• THE TASK
Only the lines holding the string "this" are needed. Copy each one.

• GIVEN RECORDS
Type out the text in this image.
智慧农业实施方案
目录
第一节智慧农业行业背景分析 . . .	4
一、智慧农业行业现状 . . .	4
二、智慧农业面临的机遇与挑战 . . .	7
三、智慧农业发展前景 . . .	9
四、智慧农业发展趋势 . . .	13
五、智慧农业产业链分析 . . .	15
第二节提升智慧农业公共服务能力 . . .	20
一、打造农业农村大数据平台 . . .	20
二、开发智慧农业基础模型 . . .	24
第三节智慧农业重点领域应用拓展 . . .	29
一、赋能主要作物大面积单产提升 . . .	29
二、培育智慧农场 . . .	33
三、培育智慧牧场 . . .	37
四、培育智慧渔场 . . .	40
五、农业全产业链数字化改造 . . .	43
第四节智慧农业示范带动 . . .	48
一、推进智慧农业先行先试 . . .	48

==

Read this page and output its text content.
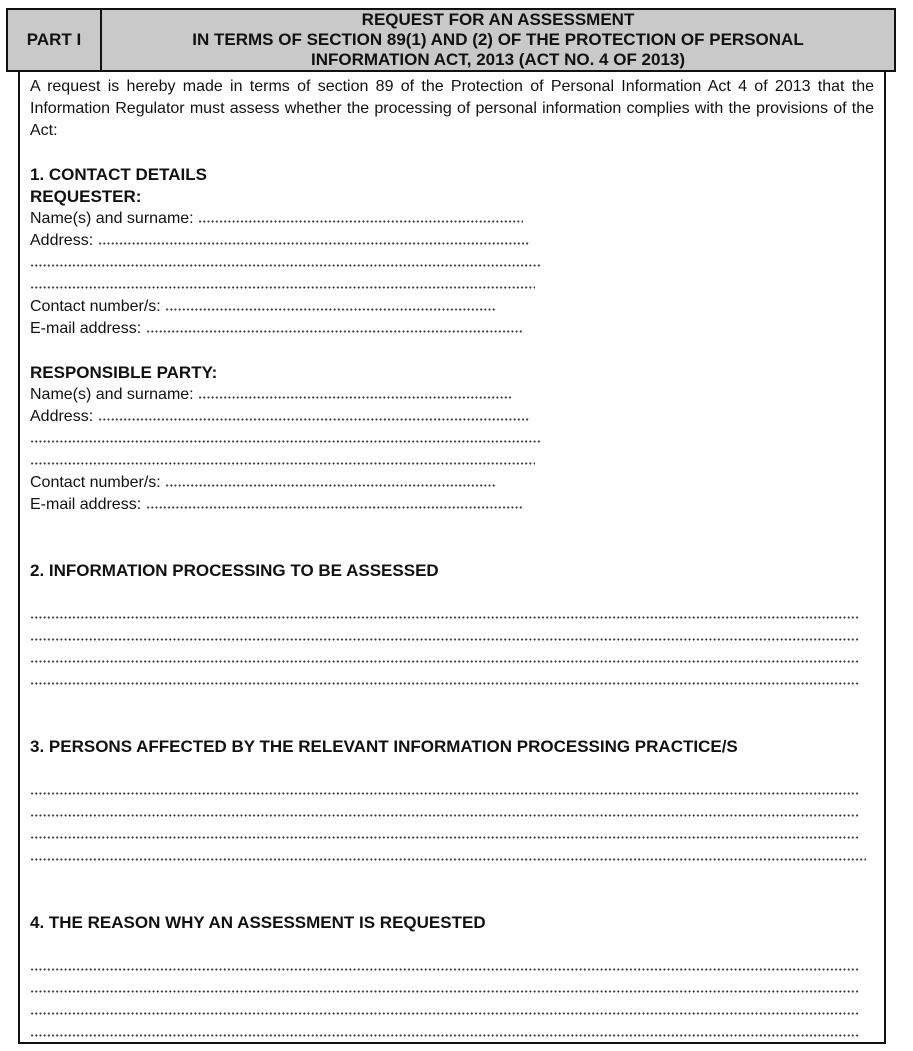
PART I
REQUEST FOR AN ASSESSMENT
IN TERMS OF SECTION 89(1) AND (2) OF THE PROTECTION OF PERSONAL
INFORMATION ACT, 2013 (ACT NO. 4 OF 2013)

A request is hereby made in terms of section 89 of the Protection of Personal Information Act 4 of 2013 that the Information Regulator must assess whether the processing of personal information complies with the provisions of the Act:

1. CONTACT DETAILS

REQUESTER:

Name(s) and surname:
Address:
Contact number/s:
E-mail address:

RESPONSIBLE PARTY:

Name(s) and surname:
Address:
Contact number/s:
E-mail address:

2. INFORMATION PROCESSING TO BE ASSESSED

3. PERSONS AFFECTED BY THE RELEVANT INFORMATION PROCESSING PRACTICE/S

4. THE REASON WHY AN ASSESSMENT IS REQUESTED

• ANSWER TO THE PROBLEM
Type out the text in this image.
Read this page and output its text content.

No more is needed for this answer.